- Task: Write the records below out again exactly as given, with no images.

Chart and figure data

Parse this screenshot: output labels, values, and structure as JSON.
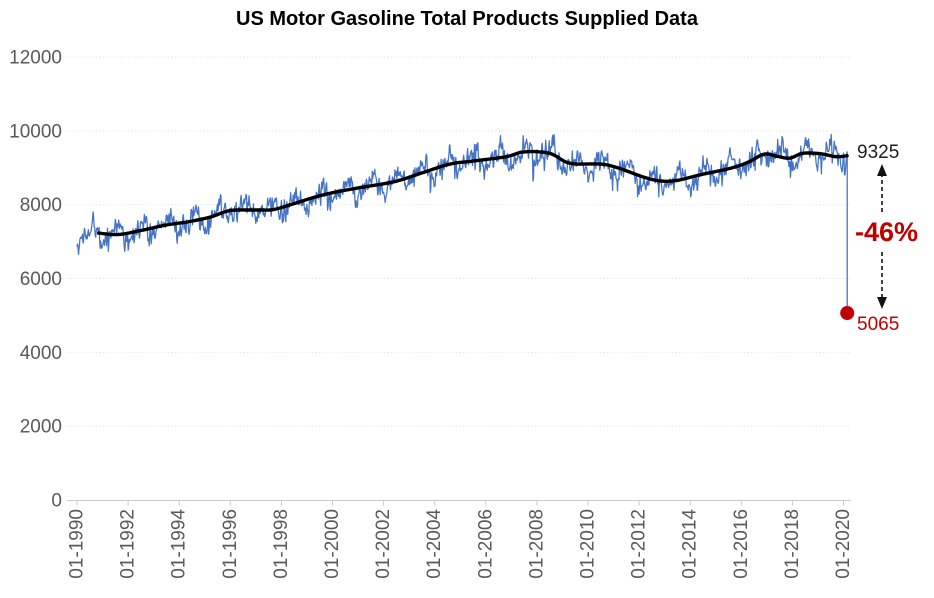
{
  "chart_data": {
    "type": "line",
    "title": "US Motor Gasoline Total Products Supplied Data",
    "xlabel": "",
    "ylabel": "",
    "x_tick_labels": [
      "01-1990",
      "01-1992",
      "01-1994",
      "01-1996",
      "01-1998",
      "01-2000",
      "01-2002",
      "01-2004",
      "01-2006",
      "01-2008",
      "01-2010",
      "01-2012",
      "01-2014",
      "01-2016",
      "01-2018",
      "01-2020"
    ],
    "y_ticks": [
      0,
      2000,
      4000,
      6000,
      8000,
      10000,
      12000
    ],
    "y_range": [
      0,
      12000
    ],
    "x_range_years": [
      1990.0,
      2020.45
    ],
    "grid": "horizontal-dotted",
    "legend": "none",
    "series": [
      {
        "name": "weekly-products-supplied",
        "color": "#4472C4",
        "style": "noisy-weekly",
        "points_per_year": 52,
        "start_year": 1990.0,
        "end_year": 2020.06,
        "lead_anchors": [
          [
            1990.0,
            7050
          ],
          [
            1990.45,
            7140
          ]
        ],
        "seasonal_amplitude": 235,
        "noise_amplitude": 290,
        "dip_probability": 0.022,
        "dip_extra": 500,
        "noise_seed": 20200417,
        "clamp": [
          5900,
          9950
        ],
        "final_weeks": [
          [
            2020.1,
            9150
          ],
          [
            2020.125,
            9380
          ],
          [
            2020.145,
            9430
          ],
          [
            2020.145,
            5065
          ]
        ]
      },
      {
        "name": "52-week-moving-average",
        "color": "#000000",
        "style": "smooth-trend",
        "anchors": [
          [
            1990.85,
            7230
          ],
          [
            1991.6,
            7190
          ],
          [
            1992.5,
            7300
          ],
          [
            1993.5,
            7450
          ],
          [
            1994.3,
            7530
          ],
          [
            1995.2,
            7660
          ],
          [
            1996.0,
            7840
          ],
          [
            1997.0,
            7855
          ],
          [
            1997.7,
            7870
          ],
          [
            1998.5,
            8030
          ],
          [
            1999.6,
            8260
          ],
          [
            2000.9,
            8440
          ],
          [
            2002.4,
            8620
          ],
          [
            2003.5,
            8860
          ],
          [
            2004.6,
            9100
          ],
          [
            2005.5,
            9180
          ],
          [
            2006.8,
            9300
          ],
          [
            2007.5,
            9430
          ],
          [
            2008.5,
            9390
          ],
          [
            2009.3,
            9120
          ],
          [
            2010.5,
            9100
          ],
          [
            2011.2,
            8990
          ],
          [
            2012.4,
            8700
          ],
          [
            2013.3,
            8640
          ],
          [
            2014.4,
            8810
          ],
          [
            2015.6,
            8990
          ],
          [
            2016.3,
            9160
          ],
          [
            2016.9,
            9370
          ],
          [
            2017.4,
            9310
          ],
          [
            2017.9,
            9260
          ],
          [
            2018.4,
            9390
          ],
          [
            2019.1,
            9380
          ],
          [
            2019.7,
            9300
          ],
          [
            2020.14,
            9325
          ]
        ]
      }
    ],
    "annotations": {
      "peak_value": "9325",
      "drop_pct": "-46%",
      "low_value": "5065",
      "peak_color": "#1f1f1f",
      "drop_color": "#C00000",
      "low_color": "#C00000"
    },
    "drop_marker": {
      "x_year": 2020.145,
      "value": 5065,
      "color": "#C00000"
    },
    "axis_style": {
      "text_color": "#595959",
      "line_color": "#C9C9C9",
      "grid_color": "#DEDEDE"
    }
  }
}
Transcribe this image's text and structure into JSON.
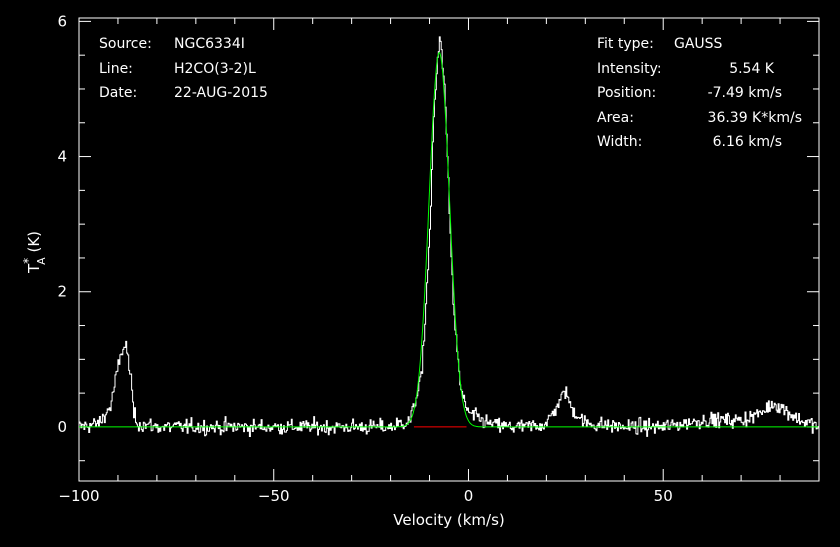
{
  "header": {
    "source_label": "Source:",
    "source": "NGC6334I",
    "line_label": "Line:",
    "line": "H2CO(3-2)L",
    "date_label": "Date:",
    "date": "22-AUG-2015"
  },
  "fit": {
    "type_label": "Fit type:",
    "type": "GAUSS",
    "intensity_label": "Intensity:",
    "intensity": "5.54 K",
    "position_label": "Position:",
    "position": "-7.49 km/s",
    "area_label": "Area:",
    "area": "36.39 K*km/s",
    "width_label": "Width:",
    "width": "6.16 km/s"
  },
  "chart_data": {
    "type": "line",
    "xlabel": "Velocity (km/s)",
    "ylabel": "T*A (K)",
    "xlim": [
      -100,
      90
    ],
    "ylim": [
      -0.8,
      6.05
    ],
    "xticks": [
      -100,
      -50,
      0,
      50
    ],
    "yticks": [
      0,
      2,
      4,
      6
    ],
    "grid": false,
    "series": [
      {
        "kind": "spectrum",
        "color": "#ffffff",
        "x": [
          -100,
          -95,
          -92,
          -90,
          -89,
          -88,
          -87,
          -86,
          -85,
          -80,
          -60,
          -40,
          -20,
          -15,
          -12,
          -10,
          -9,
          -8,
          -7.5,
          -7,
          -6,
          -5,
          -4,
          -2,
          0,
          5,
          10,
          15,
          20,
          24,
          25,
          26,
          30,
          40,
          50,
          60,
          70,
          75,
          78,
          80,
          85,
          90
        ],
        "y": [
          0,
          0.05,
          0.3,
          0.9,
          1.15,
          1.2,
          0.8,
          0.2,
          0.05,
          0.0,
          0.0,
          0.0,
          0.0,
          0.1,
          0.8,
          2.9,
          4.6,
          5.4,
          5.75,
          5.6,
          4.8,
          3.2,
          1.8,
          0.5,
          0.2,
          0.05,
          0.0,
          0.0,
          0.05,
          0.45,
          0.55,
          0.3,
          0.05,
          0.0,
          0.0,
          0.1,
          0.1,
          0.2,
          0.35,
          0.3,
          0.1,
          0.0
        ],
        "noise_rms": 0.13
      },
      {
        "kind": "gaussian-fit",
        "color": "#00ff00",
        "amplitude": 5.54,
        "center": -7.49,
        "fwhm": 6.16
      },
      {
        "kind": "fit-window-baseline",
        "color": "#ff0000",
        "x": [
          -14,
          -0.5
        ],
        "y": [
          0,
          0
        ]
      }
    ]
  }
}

- Exercise answer:
Parse this screenshot: output labels, values, and structure as JSON.
{
  "chart_data": {
    "type": "line",
    "title": "US Motor Gasoline Total Products Supplied Data",
    "xlabel": "",
    "ylabel": "",
    "x_tick_labels": [
      "01-1990",
      "01-1992",
      "01-1994",
      "01-1996",
      "01-1998",
      "01-2000",
      "01-2002",
      "01-2004",
      "01-2006",
      "01-2008",
      "01-2010",
      "01-2012",
      "01-2014",
      "01-2016",
      "01-2018",
      "01-2020"
    ],
    "y_ticks": [
      0,
      2000,
      4000,
      6000,
      8000,
      10000,
      12000
    ],
    "y_range": [
      0,
      12000
    ],
    "x_range_years": [
      1990.0,
      2020.45
    ],
    "grid": "horizontal-dotted",
    "legend": "none",
    "series": [
      {
        "name": "weekly-products-supplied",
        "color": "#4472C4",
        "style": "noisy-weekly",
        "points_per_year": 52,
        "start_year": 1990.0,
        "end_year": 2020.06,
        "lead_anchors": [
          [
            1990.0,
            7050
          ],
          [
            1990.45,
            7140
          ]
        ],
        "seasonal_amplitude": 235,
        "noise_amplitude": 290,
        "dip_probability": 0.022,
        "dip_extra": 500,
        "noise_seed": 20200417,
        "clamp": [
          5900,
          9950
        ],
        "final_weeks": [
          [
            2020.1,
            9150
          ],
          [
            2020.125,
            9380
          ],
          [
            2020.145,
            9430
          ],
          [
            2020.145,
            5065
          ]
        ]
      },
      {
        "name": "52-week-moving-average",
        "color": "#000000",
        "style": "smooth-trend",
        "anchors": [
          [
            1990.85,
            7230
          ],
          [
            1991.6,
            7190
          ],
          [
            1992.5,
            7300
          ],
          [
            1993.5,
            7450
          ],
          [
            1994.3,
            7530
          ],
          [
            1995.2,
            7660
          ],
          [
            1996.0,
            7840
          ],
          [
            1997.0,
            7855
          ],
          [
            1997.7,
            7870
          ],
          [
            1998.5,
            8030
          ],
          [
            1999.6,
            8260
          ],
          [
            2000.9,
            8440
          ],
          [
            2002.4,
            8620
          ],
          [
            2003.5,
            8860
          ],
          [
            2004.6,
            9100
          ],
          [
            2005.5,
            9180
          ],
          [
            2006.8,
            9300
          ],
          [
            2007.5,
            9430
          ],
          [
            2008.5,
            9390
          ],
          [
            2009.3,
            9120
          ],
          [
            2010.5,
            9100
          ],
          [
            2011.2,
            8990
          ],
          [
            2012.4,
            8700
          ],
          [
            2013.3,
            8640
          ],
          [
            2014.4,
            8810
          ],
          [
            2015.6,
            8990
          ],
          [
            2016.3,
            9160
          ],
          [
            2016.9,
            9370
          ],
          [
            2017.4,
            9310
          ],
          [
            2017.9,
            9260
          ],
          [
            2018.4,
            9390
          ],
          [
            2019.1,
            9380
          ],
          [
            2019.7,
            9300
          ],
          [
            2020.14,
            9325
          ]
        ]
      }
    ],
    "annotations": {
      "peak_value": "9325",
      "drop_pct": "-46%",
      "low_value": "5065",
      "peak_color": "#1f1f1f",
      "drop_color": "#C00000",
      "low_color": "#C00000"
    },
    "drop_marker": {
      "x_year": 2020.145,
      "value": 5065,
      "color": "#C00000"
    },
    "axis_style": {
      "text_color": "#595959",
      "line_color": "#C9C9C9",
      "grid_color": "#DEDEDE"
    }
  }
}
Transcribe this image's text and structure into JSON.
{
  "header": {
    "source_label": "Source:",
    "source": "NGC6334I",
    "line_label": "Line:",
    "line": "H2CO(3-2)L",
    "date_label": "Date:",
    "date": "22-AUG-2015"
  },
  "fit": {
    "type_label": "Fit type:",
    "type": "GAUSS",
    "intensity_label": "Intensity:",
    "intensity": "5.54 K",
    "position_label": "Position:",
    "position": "-7.49 km/s",
    "area_label": "Area:",
    "area": "36.39 K*km/s",
    "width_label": "Width:",
    "width": "6.16 km/s"
  },
  "chart_data": {
    "type": "line",
    "xlabel": "Velocity (km/s)",
    "ylabel": "T*A (K)",
    "xlim": [
      -100,
      90
    ],
    "ylim": [
      -0.8,
      6.05
    ],
    "xticks": [
      -100,
      -50,
      0,
      50
    ],
    "yticks": [
      0,
      2,
      4,
      6
    ],
    "grid": false,
    "series": [
      {
        "kind": "spectrum",
        "color": "#ffffff",
        "x": [
          -100,
          -95,
          -92,
          -90,
          -89,
          -88,
          -87,
          -86,
          -85,
          -80,
          -60,
          -40,
          -20,
          -15,
          -12,
          -10,
          -9,
          -8,
          -7.5,
          -7,
          -6,
          -5,
          -4,
          -2,
          0,
          5,
          10,
          15,
          20,
          24,
          25,
          26,
          30,
          40,
          50,
          60,
          70,
          75,
          78,
          80,
          85,
          90
        ],
        "y": [
          0,
          0.05,
          0.3,
          0.9,
          1.15,
          1.2,
          0.8,
          0.2,
          0.05,
          0.0,
          0.0,
          0.0,
          0.0,
          0.1,
          0.8,
          2.9,
          4.6,
          5.4,
          5.75,
          5.6,
          4.8,
          3.2,
          1.8,
          0.5,
          0.2,
          0.05,
          0.0,
          0.0,
          0.05,
          0.45,
          0.55,
          0.3,
          0.05,
          0.0,
          0.0,
          0.1,
          0.1,
          0.2,
          0.35,
          0.3,
          0.1,
          0.0
        ],
        "noise_rms": 0.13
      },
      {
        "kind": "gaussian-fit",
        "color": "#00ff00",
        "amplitude": 5.54,
        "center": -7.49,
        "fwhm": 6.16
      },
      {
        "kind": "fit-window-baseline",
        "color": "#ff0000",
        "x": [
          -14,
          -0.5
        ],
        "y": [
          0,
          0
        ]
      }
    ]
  }
}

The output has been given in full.